***** Records supplied

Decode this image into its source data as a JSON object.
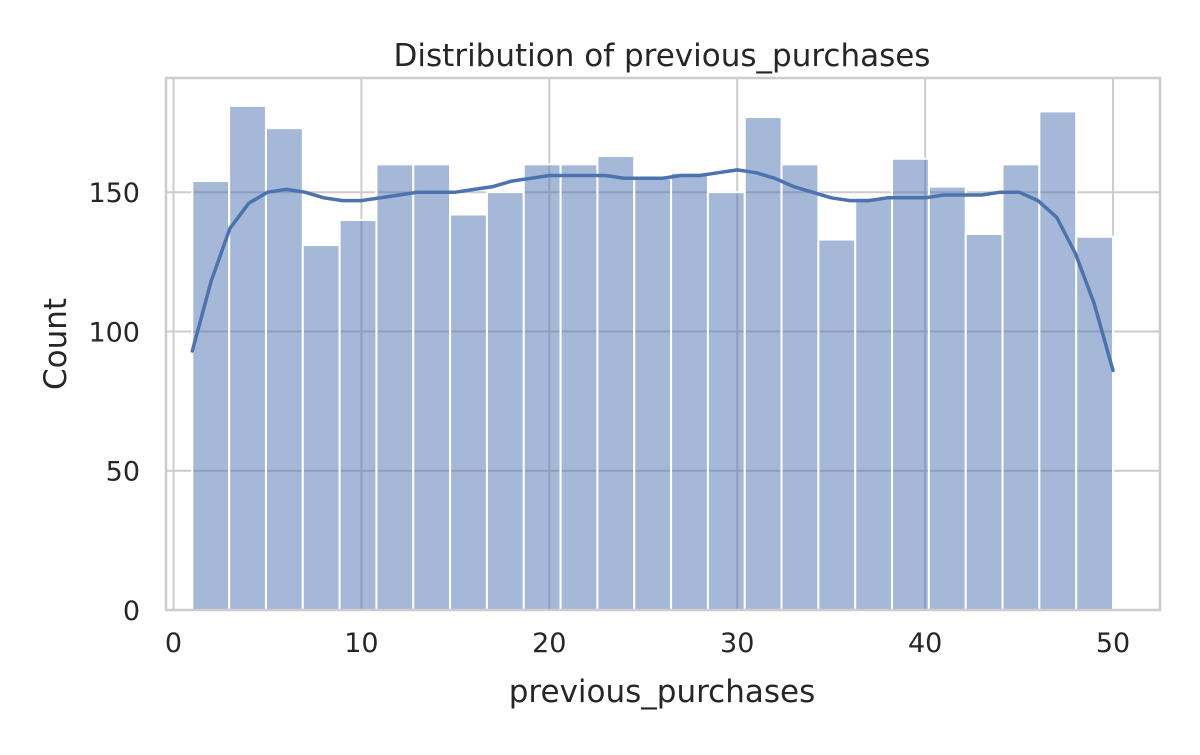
{
  "chart_data": {
    "type": "bar",
    "title": "Distribution of previous_purchases",
    "xlabel": "previous_purchases",
    "ylabel": "Count",
    "xlim": [
      -0.4,
      52.5
    ],
    "ylim": [
      0,
      191
    ],
    "xticks": [
      0,
      10,
      20,
      30,
      40,
      50
    ],
    "yticks": [
      0,
      50,
      100,
      150
    ],
    "grid": true,
    "bar_color": "#4c72b0",
    "bar_opacity": 0.5,
    "kde_color": "#4c72b0",
    "bins": [
      {
        "x0": 1.0,
        "x1": 2.96,
        "count": 154
      },
      {
        "x0": 2.96,
        "x1": 4.92,
        "count": 181
      },
      {
        "x0": 4.92,
        "x1": 6.88,
        "count": 173
      },
      {
        "x0": 6.88,
        "x1": 8.84,
        "count": 131
      },
      {
        "x0": 8.84,
        "x1": 10.8,
        "count": 140
      },
      {
        "x0": 10.8,
        "x1": 12.76,
        "count": 160
      },
      {
        "x0": 12.76,
        "x1": 14.72,
        "count": 160
      },
      {
        "x0": 14.72,
        "x1": 16.68,
        "count": 142
      },
      {
        "x0": 16.68,
        "x1": 18.64,
        "count": 150
      },
      {
        "x0": 18.64,
        "x1": 20.6,
        "count": 160
      },
      {
        "x0": 20.6,
        "x1": 22.56,
        "count": 160
      },
      {
        "x0": 22.56,
        "x1": 24.52,
        "count": 163
      },
      {
        "x0": 24.52,
        "x1": 26.48,
        "count": 155
      },
      {
        "x0": 26.48,
        "x1": 28.44,
        "count": 157
      },
      {
        "x0": 28.44,
        "x1": 30.4,
        "count": 150
      },
      {
        "x0": 30.4,
        "x1": 32.36,
        "count": 177
      },
      {
        "x0": 32.36,
        "x1": 34.32,
        "count": 160
      },
      {
        "x0": 34.32,
        "x1": 36.28,
        "count": 133
      },
      {
        "x0": 36.28,
        "x1": 38.24,
        "count": 148
      },
      {
        "x0": 38.24,
        "x1": 40.2,
        "count": 162
      },
      {
        "x0": 40.2,
        "x1": 42.16,
        "count": 152
      },
      {
        "x0": 42.16,
        "x1": 44.12,
        "count": 135
      },
      {
        "x0": 44.12,
        "x1": 46.08,
        "count": 160
      },
      {
        "x0": 46.08,
        "x1": 48.04,
        "count": 179
      },
      {
        "x0": 48.04,
        "x1": 50.0,
        "count": 134
      }
    ],
    "kde": {
      "x": [
        1,
        2,
        3,
        4,
        5,
        6,
        7,
        8,
        9,
        10,
        11,
        12,
        13,
        14,
        15,
        16,
        17,
        18,
        19,
        20,
        21,
        22,
        23,
        24,
        25,
        26,
        27,
        28,
        29,
        30,
        31,
        32,
        33,
        34,
        35,
        36,
        37,
        38,
        39,
        40,
        41,
        42,
        43,
        44,
        45,
        46,
        47,
        48,
        49,
        50
      ],
      "y": [
        93,
        118,
        137,
        146,
        150,
        151,
        150,
        148,
        147,
        147,
        148,
        149,
        150,
        150,
        150,
        151,
        152,
        154,
        155,
        156,
        156,
        156,
        156,
        155,
        155,
        155,
        156,
        156,
        157,
        158,
        157,
        155,
        152,
        150,
        148,
        147,
        147,
        148,
        148,
        148,
        149,
        149,
        149,
        150,
        150,
        147,
        141,
        128,
        110,
        86
      ]
    }
  }
}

**********

§ **Problem description**: Print the listing above in full, exactly as written. Omit any pictures.

§ **In response**:
Decode this image into its source data as a JSON object.
{
  "chart_data": {
    "type": "bar",
    "title": "Distribution of previous_purchases",
    "xlabel": "previous_purchases",
    "ylabel": "Count",
    "xlim": [
      -0.4,
      52.5
    ],
    "ylim": [
      0,
      191
    ],
    "xticks": [
      0,
      10,
      20,
      30,
      40,
      50
    ],
    "yticks": [
      0,
      50,
      100,
      150
    ],
    "grid": true,
    "bar_color": "#4c72b0",
    "bar_opacity": 0.5,
    "kde_color": "#4c72b0",
    "bins": [
      {
        "x0": 1.0,
        "x1": 2.96,
        "count": 154
      },
      {
        "x0": 2.96,
        "x1": 4.92,
        "count": 181
      },
      {
        "x0": 4.92,
        "x1": 6.88,
        "count": 173
      },
      {
        "x0": 6.88,
        "x1": 8.84,
        "count": 131
      },
      {
        "x0": 8.84,
        "x1": 10.8,
        "count": 140
      },
      {
        "x0": 10.8,
        "x1": 12.76,
        "count": 160
      },
      {
        "x0": 12.76,
        "x1": 14.72,
        "count": 160
      },
      {
        "x0": 14.72,
        "x1": 16.68,
        "count": 142
      },
      {
        "x0": 16.68,
        "x1": 18.64,
        "count": 150
      },
      {
        "x0": 18.64,
        "x1": 20.6,
        "count": 160
      },
      {
        "x0": 20.6,
        "x1": 22.56,
        "count": 160
      },
      {
        "x0": 22.56,
        "x1": 24.52,
        "count": 163
      },
      {
        "x0": 24.52,
        "x1": 26.48,
        "count": 155
      },
      {
        "x0": 26.48,
        "x1": 28.44,
        "count": 157
      },
      {
        "x0": 28.44,
        "x1": 30.4,
        "count": 150
      },
      {
        "x0": 30.4,
        "x1": 32.36,
        "count": 177
      },
      {
        "x0": 32.36,
        "x1": 34.32,
        "count": 160
      },
      {
        "x0": 34.32,
        "x1": 36.28,
        "count": 133
      },
      {
        "x0": 36.28,
        "x1": 38.24,
        "count": 148
      },
      {
        "x0": 38.24,
        "x1": 40.2,
        "count": 162
      },
      {
        "x0": 40.2,
        "x1": 42.16,
        "count": 152
      },
      {
        "x0": 42.16,
        "x1": 44.12,
        "count": 135
      },
      {
        "x0": 44.12,
        "x1": 46.08,
        "count": 160
      },
      {
        "x0": 46.08,
        "x1": 48.04,
        "count": 179
      },
      {
        "x0": 48.04,
        "x1": 50.0,
        "count": 134
      }
    ],
    "kde": {
      "x": [
        1,
        2,
        3,
        4,
        5,
        6,
        7,
        8,
        9,
        10,
        11,
        12,
        13,
        14,
        15,
        16,
        17,
        18,
        19,
        20,
        21,
        22,
        23,
        24,
        25,
        26,
        27,
        28,
        29,
        30,
        31,
        32,
        33,
        34,
        35,
        36,
        37,
        38,
        39,
        40,
        41,
        42,
        43,
        44,
        45,
        46,
        47,
        48,
        49,
        50
      ],
      "y": [
        93,
        118,
        137,
        146,
        150,
        151,
        150,
        148,
        147,
        147,
        148,
        149,
        150,
        150,
        150,
        151,
        152,
        154,
        155,
        156,
        156,
        156,
        156,
        155,
        155,
        155,
        156,
        156,
        157,
        158,
        157,
        155,
        152,
        150,
        148,
        147,
        147,
        148,
        148,
        148,
        149,
        149,
        149,
        150,
        150,
        147,
        141,
        128,
        110,
        86
      ]
    }
  }
}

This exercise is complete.